-- Start --

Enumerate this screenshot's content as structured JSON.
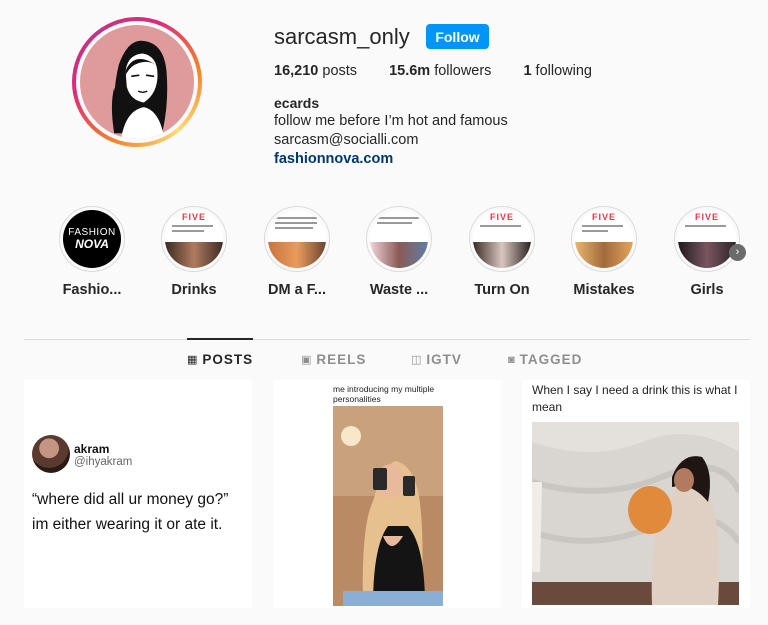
{
  "profile": {
    "username": "sarcasm_only",
    "follow_label": "Follow",
    "posts_count": "16,210",
    "posts_label": "posts",
    "followers_count": "15.6m",
    "followers_label": "followers",
    "following_count": "1",
    "following_label": "following",
    "bio_name": "ecards",
    "bio_lines": [
      "follow me before I’m hot and famous",
      "sarcasm@socialli.com"
    ],
    "link": "fashionnova.com"
  },
  "highlights": [
    {
      "label": "Fashio...",
      "thumb_text": [
        "FASHION",
        "NOVA"
      ]
    },
    {
      "label": "Drinks",
      "thumb_text": [
        "FIVE"
      ]
    },
    {
      "label": "DM a F...",
      "thumb_text": []
    },
    {
      "label": "Waste ...",
      "thumb_text": []
    },
    {
      "label": "Turn On",
      "thumb_text": [
        "FIVE"
      ]
    },
    {
      "label": "Mistakes",
      "thumb_text": [
        "FIVE"
      ]
    },
    {
      "label": "Girls",
      "thumb_text": [
        "FIVE"
      ]
    }
  ],
  "tabs": [
    {
      "label": "POSTS",
      "icon": "grid-icon",
      "glyph": "▦",
      "active": true
    },
    {
      "label": "REELS",
      "icon": "reels-icon",
      "glyph": "▣",
      "active": false
    },
    {
      "label": "IGTV",
      "icon": "igtv-icon",
      "glyph": "◫",
      "active": false
    },
    {
      "label": "TAGGED",
      "icon": "tagged-icon",
      "glyph": "◙",
      "active": false
    }
  ],
  "posts": [
    {
      "tweet_name": "akram",
      "tweet_handle": "@ihyakram",
      "tweet_text": "“where did all ur money go?” im either wearing it or ate it."
    },
    {
      "caption": "me introducing my multiple personalities"
    },
    {
      "caption": "When I say I need a drink this is what I mean"
    }
  ],
  "colors": {
    "follow_button": "#0095f6",
    "link": "#00376b",
    "avatar_bg": "#df9a9c"
  }
}
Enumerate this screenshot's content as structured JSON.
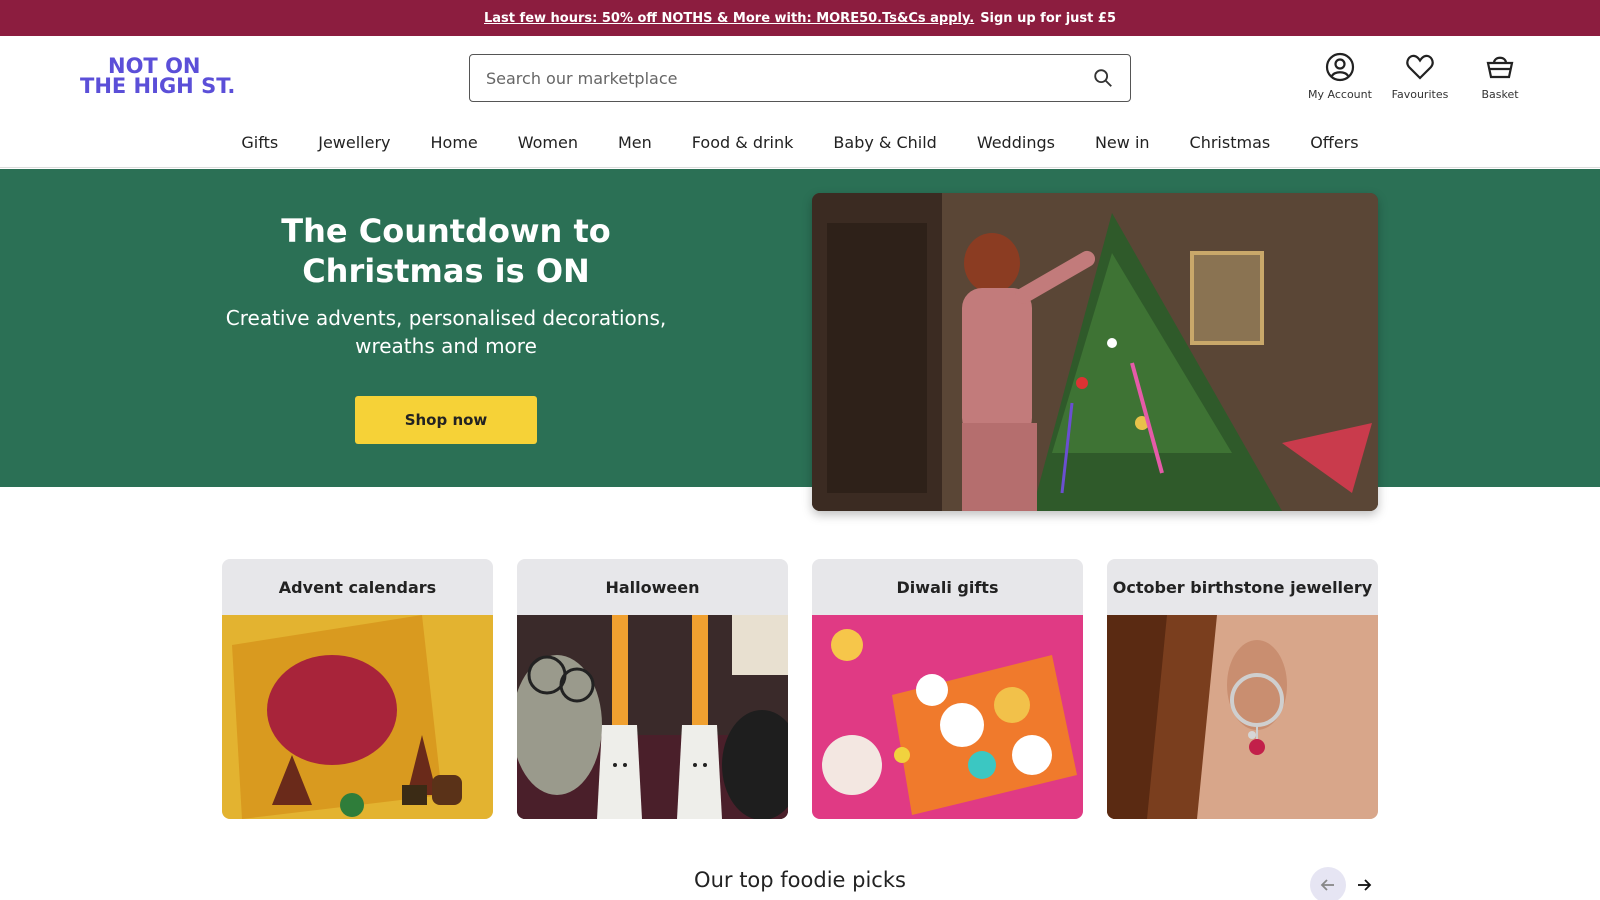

-- End --

§ **Set exercise**
Output the entries above exactly, without their pictures.

§ **Reply**
Enumerate this screenshot's content as structured JSON.
{
  "profile": {
    "username": "sarcasm_only",
    "follow_label": "Follow",
    "posts_count": "16,210",
    "posts_label": "posts",
    "followers_count": "15.6m",
    "followers_label": "followers",
    "following_count": "1",
    "following_label": "following",
    "bio_name": "ecards",
    "bio_lines": [
      "follow me before I’m hot and famous",
      "sarcasm@socialli.com"
    ],
    "link": "fashionnova.com"
  },
  "highlights": [
    {
      "label": "Fashio...",
      "thumb_text": [
        "FASHION",
        "NOVA"
      ]
    },
    {
      "label": "Drinks",
      "thumb_text": [
        "FIVE"
      ]
    },
    {
      "label": "DM a F...",
      "thumb_text": []
    },
    {
      "label": "Waste ...",
      "thumb_text": []
    },
    {
      "label": "Turn On",
      "thumb_text": [
        "FIVE"
      ]
    },
    {
      "label": "Mistakes",
      "thumb_text": [
        "FIVE"
      ]
    },
    {
      "label": "Girls",
      "thumb_text": [
        "FIVE"
      ]
    }
  ],
  "tabs": [
    {
      "label": "POSTS",
      "icon": "grid-icon",
      "glyph": "▦",
      "active": true
    },
    {
      "label": "REELS",
      "icon": "reels-icon",
      "glyph": "▣",
      "active": false
    },
    {
      "label": "IGTV",
      "icon": "igtv-icon",
      "glyph": "◫",
      "active": false
    },
    {
      "label": "TAGGED",
      "icon": "tagged-icon",
      "glyph": "◙",
      "active": false
    }
  ],
  "posts": [
    {
      "tweet_name": "akram",
      "tweet_handle": "@ihyakram",
      "tweet_text": "“where did all ur money go?” im either wearing it or ate it."
    },
    {
      "caption": "me introducing my multiple personalities"
    },
    {
      "caption": "When I say I need a drink this is what I mean"
    }
  ],
  "colors": {
    "follow_button": "#0095f6",
    "link": "#00376b",
    "avatar_bg": "#df9a9c"
  }
}
Enumerate this screenshot's content as structured JSON.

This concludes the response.